▶ **Short problem**
Rewrite the items below, replacing "one per line" with "a single entry per line" and leaving everything else untouched. Omit the pictures from the output.
____ Provided material
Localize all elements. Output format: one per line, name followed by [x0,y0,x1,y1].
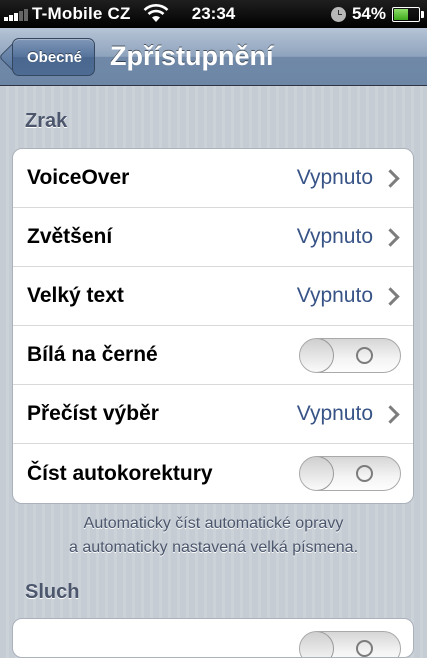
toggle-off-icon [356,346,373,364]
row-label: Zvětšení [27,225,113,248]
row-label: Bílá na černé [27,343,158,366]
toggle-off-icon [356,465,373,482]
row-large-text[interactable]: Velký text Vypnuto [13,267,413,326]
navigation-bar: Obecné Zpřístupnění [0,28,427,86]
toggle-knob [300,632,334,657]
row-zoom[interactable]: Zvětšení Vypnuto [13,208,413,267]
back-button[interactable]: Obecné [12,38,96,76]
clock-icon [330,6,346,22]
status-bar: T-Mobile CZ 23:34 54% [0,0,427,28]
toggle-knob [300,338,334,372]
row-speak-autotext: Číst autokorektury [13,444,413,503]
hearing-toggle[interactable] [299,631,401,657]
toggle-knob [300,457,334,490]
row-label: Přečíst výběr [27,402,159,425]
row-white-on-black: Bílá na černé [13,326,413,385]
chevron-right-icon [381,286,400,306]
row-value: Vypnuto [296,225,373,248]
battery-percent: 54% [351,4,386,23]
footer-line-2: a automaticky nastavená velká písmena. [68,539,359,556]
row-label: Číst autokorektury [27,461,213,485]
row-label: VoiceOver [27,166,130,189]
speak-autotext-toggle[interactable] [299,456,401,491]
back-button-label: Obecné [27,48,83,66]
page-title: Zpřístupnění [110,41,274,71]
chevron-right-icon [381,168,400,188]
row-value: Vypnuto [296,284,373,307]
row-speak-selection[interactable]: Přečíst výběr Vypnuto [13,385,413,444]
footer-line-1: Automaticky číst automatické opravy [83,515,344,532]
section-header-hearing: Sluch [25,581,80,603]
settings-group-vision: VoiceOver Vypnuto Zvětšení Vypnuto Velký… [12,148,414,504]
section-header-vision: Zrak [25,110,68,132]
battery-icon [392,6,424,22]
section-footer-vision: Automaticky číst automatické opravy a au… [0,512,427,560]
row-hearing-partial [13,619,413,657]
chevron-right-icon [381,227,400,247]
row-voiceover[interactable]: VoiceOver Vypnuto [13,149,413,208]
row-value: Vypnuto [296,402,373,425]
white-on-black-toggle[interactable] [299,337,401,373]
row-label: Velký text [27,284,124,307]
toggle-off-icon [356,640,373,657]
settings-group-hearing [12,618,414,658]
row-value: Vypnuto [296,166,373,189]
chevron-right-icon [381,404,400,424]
________
▶ **Solution to this exercise**
Localize all elements. Output format: a single entry per line, name followed by [x0,y0,x1,y1].
toggle-off-icon [356,346,373,364]
row-label: Zvětšení [27,225,113,248]
row-label: Bílá na černé [27,343,158,366]
toggle-off-icon [356,465,373,482]
row-large-text[interactable]: Velký text Vypnuto [13,267,413,326]
navigation-bar: Obecné Zpřístupnění [0,28,427,86]
toggle-knob [300,632,334,657]
row-zoom[interactable]: Zvětšení Vypnuto [13,208,413,267]
back-button[interactable]: Obecné [12,38,96,76]
clock-icon [330,6,346,22]
status-bar: T-Mobile CZ 23:34 54% [0,0,427,28]
toggle-knob [300,338,334,372]
row-speak-autotext: Číst autokorektury [13,444,413,503]
hearing-toggle[interactable] [299,631,401,657]
toggle-knob [300,457,334,490]
row-label: Přečíst výběr [27,402,159,425]
row-white-on-black: Bílá na černé [13,326,413,385]
chevron-right-icon [381,286,400,306]
row-value: Vypnuto [296,225,373,248]
battery-percent: 54% [351,4,386,23]
footer-line-2: a automaticky nastavená velká písmena. [68,539,359,556]
row-label: Číst autokorektury [27,461,213,485]
row-label: VoiceOver [27,166,130,189]
speak-autotext-toggle[interactable] [299,456,401,491]
back-button-label: Obecné [27,48,83,66]
page-title: Zpřístupnění [110,41,274,71]
chevron-right-icon [381,168,400,188]
row-value: Vypnuto [296,284,373,307]
row-speak-selection[interactable]: Přečíst výběr Vypnuto [13,385,413,444]
footer-line-1: Automaticky číst automatické opravy [83,515,344,532]
section-header-hearing: Sluch [25,581,80,603]
settings-group-vision: VoiceOver Vypnuto Zvětšení Vypnuto Velký… [12,148,414,504]
section-header-vision: Zrak [25,110,68,132]
battery-icon [392,6,424,22]
section-footer-vision: Automaticky číst automatické opravy a au… [0,512,427,560]
row-hearing-partial [13,619,413,657]
chevron-right-icon [381,227,400,247]
row-voiceover[interactable]: VoiceOver Vypnuto [13,149,413,208]
row-value: Vypnuto [296,402,373,425]
white-on-black-toggle[interactable] [299,337,401,373]
row-label: Velký text [27,284,124,307]
toggle-off-icon [356,640,373,657]
settings-group-hearing [12,618,414,658]
row-value: Vypnuto [296,166,373,189]
chevron-right-icon [381,404,400,424]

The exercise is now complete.